**Required task:**
List all lines in the material below that contain "vita".

(Dataset excerpt)
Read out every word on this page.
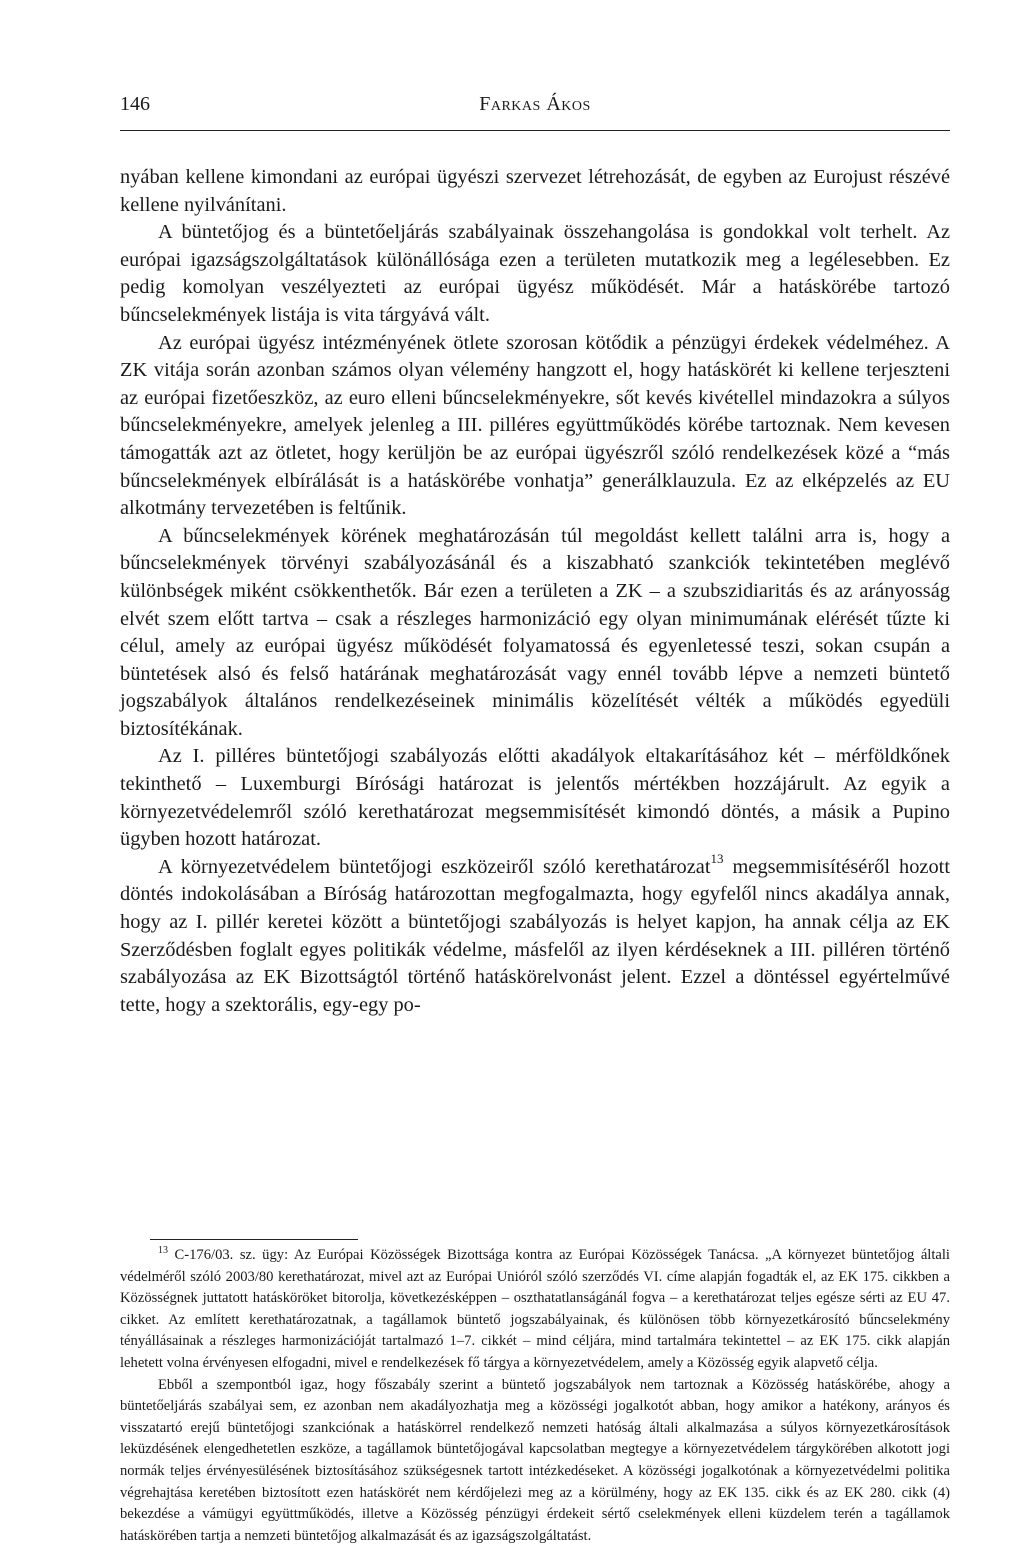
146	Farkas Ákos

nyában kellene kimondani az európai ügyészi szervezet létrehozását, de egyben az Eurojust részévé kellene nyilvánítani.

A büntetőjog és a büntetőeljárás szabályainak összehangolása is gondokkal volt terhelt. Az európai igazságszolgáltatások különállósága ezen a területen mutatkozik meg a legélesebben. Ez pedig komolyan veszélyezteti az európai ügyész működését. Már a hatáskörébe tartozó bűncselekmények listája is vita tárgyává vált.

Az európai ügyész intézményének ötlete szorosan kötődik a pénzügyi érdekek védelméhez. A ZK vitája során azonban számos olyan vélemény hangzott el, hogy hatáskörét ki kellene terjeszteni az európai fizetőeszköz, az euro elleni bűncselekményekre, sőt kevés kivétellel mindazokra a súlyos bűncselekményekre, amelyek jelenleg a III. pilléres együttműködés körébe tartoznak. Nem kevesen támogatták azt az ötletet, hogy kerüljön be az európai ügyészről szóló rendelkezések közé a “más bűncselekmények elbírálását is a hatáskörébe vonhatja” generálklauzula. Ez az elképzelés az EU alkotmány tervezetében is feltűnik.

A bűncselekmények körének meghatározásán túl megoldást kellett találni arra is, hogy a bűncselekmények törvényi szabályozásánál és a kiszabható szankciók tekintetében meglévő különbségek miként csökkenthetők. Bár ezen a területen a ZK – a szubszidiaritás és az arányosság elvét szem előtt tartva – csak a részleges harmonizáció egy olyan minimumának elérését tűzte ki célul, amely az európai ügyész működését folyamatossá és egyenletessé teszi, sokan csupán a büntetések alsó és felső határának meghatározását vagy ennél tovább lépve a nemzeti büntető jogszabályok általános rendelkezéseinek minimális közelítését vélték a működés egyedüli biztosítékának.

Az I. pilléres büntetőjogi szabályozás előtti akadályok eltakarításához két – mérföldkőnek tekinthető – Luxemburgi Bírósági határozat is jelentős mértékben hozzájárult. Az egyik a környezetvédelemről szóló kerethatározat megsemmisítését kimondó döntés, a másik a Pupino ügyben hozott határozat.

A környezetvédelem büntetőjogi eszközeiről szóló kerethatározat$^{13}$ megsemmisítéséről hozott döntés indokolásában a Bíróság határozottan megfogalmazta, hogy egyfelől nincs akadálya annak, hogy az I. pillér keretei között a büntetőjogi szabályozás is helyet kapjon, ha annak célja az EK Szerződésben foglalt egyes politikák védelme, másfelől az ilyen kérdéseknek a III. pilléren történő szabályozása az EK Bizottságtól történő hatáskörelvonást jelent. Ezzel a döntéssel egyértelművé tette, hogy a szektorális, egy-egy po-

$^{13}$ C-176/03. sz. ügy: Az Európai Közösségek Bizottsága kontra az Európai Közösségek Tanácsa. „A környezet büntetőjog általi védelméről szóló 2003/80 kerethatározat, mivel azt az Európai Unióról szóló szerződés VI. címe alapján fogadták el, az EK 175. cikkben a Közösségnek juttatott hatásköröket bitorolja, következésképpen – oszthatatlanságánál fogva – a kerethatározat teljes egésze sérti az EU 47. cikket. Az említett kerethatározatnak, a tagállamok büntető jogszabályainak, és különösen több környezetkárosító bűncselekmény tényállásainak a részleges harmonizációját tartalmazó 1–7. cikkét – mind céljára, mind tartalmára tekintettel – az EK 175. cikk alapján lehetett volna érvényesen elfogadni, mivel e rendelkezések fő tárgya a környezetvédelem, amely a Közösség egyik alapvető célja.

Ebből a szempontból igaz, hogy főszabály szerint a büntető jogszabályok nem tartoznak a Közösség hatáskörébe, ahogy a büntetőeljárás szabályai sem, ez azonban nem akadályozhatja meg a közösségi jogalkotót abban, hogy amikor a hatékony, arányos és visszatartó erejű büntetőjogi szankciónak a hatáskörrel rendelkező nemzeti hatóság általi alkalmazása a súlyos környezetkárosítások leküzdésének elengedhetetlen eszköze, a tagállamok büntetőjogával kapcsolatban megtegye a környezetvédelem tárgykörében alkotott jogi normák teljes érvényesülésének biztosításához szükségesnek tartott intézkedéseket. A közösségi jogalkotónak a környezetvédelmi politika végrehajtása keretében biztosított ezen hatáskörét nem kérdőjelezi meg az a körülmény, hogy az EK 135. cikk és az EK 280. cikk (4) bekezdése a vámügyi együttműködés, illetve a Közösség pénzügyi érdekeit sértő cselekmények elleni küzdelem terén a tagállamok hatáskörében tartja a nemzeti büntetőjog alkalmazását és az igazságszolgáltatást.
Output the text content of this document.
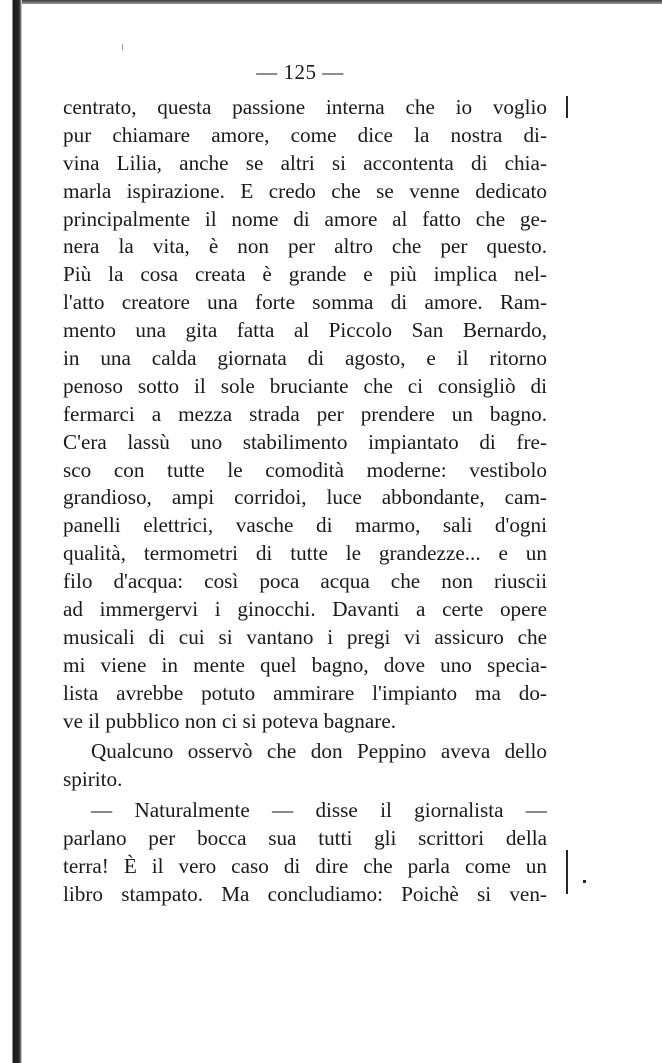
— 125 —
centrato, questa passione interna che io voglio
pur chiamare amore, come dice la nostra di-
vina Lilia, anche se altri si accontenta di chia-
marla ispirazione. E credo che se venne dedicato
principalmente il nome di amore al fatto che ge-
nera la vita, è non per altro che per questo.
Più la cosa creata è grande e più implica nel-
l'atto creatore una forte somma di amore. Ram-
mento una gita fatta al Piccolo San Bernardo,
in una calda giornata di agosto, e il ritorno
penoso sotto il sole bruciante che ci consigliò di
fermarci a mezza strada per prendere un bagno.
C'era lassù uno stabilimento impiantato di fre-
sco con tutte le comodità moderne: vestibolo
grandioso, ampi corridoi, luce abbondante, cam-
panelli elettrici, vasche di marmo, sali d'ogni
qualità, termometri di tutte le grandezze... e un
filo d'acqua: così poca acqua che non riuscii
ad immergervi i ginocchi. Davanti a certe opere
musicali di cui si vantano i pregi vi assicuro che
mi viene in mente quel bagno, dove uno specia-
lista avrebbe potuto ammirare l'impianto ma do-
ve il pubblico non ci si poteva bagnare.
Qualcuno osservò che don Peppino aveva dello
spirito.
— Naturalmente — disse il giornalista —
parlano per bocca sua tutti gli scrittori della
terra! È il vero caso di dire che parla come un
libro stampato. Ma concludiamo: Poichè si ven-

**Response below:**
A büntetőjog és a büntetőeljárás szabályainak összehangolása is gondokkal volt terhelt. Az európai igazságszolgáltatások különállósága ezen a területen mutatkozik meg a legélesebben. Ez pedig komolyan veszélyezteti az európai ügyész működését. Már a hatáskörébe tartozó bűncselekmények listája is vita tárgyává vált.
nera la vita, è non per altro che per questo.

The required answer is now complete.